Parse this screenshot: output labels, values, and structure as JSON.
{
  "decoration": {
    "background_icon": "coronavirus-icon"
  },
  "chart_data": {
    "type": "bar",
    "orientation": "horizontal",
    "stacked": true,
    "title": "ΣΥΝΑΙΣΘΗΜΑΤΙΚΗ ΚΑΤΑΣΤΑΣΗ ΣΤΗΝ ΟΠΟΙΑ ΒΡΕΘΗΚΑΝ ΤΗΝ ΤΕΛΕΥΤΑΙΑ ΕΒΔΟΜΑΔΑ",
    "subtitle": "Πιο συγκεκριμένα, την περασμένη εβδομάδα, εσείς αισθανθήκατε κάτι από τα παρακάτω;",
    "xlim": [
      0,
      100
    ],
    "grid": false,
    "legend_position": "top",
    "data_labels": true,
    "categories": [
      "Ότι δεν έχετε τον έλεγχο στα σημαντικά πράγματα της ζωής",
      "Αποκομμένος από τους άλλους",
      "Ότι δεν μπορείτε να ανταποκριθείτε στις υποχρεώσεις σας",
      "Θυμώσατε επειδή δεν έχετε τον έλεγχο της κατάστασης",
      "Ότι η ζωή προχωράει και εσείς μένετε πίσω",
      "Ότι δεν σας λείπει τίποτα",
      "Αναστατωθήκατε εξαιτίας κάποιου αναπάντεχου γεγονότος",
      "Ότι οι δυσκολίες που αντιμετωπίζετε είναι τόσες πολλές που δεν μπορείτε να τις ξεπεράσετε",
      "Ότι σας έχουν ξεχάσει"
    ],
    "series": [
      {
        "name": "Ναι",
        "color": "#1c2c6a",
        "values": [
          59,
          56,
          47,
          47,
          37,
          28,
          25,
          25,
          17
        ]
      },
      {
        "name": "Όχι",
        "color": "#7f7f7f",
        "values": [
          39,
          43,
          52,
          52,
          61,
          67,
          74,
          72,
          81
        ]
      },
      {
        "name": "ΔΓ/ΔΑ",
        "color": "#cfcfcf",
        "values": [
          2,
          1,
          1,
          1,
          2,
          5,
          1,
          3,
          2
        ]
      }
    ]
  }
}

» PROBLEM DESCRIPTION
This calls for an exact transcription of every entry above.

» EXERCISE RESULT
Parse this screenshot: output labels, values, and structure as JSON.
{
  "decoration": {
    "background_icon": "coronavirus-icon"
  },
  "chart_data": {
    "type": "bar",
    "orientation": "horizontal",
    "stacked": true,
    "title": "ΣΥΝΑΙΣΘΗΜΑΤΙΚΗ ΚΑΤΑΣΤΑΣΗ ΣΤΗΝ ΟΠΟΙΑ ΒΡΕΘΗΚΑΝ ΤΗΝ ΤΕΛΕΥΤΑΙΑ ΕΒΔΟΜΑΔΑ",
    "subtitle": "Πιο συγκεκριμένα, την περασμένη εβδομάδα, εσείς αισθανθήκατε κάτι από τα παρακάτω;",
    "xlim": [
      0,
      100
    ],
    "grid": false,
    "legend_position": "top",
    "data_labels": true,
    "categories": [
      "Ότι δεν έχετε τον έλεγχο στα σημαντικά πράγματα της ζωής",
      "Αποκομμένος από τους άλλους",
      "Ότι δεν μπορείτε να ανταποκριθείτε στις υποχρεώσεις σας",
      "Θυμώσατε επειδή δεν έχετε τον έλεγχο της κατάστασης",
      "Ότι η ζωή προχωράει και εσείς μένετε πίσω",
      "Ότι δεν σας λείπει τίποτα",
      "Αναστατωθήκατε εξαιτίας κάποιου αναπάντεχου γεγονότος",
      "Ότι οι δυσκολίες που αντιμετωπίζετε είναι τόσες πολλές που δεν μπορείτε να τις ξεπεράσετε",
      "Ότι σας έχουν ξεχάσει"
    ],
    "series": [
      {
        "name": "Ναι",
        "color": "#1c2c6a",
        "values": [
          59,
          56,
          47,
          47,
          37,
          28,
          25,
          25,
          17
        ]
      },
      {
        "name": "Όχι",
        "color": "#7f7f7f",
        "values": [
          39,
          43,
          52,
          52,
          61,
          67,
          74,
          72,
          81
        ]
      },
      {
        "name": "ΔΓ/ΔΑ",
        "color": "#cfcfcf",
        "values": [
          2,
          1,
          1,
          1,
          2,
          5,
          1,
          3,
          2
        ]
      }
    ]
  }
}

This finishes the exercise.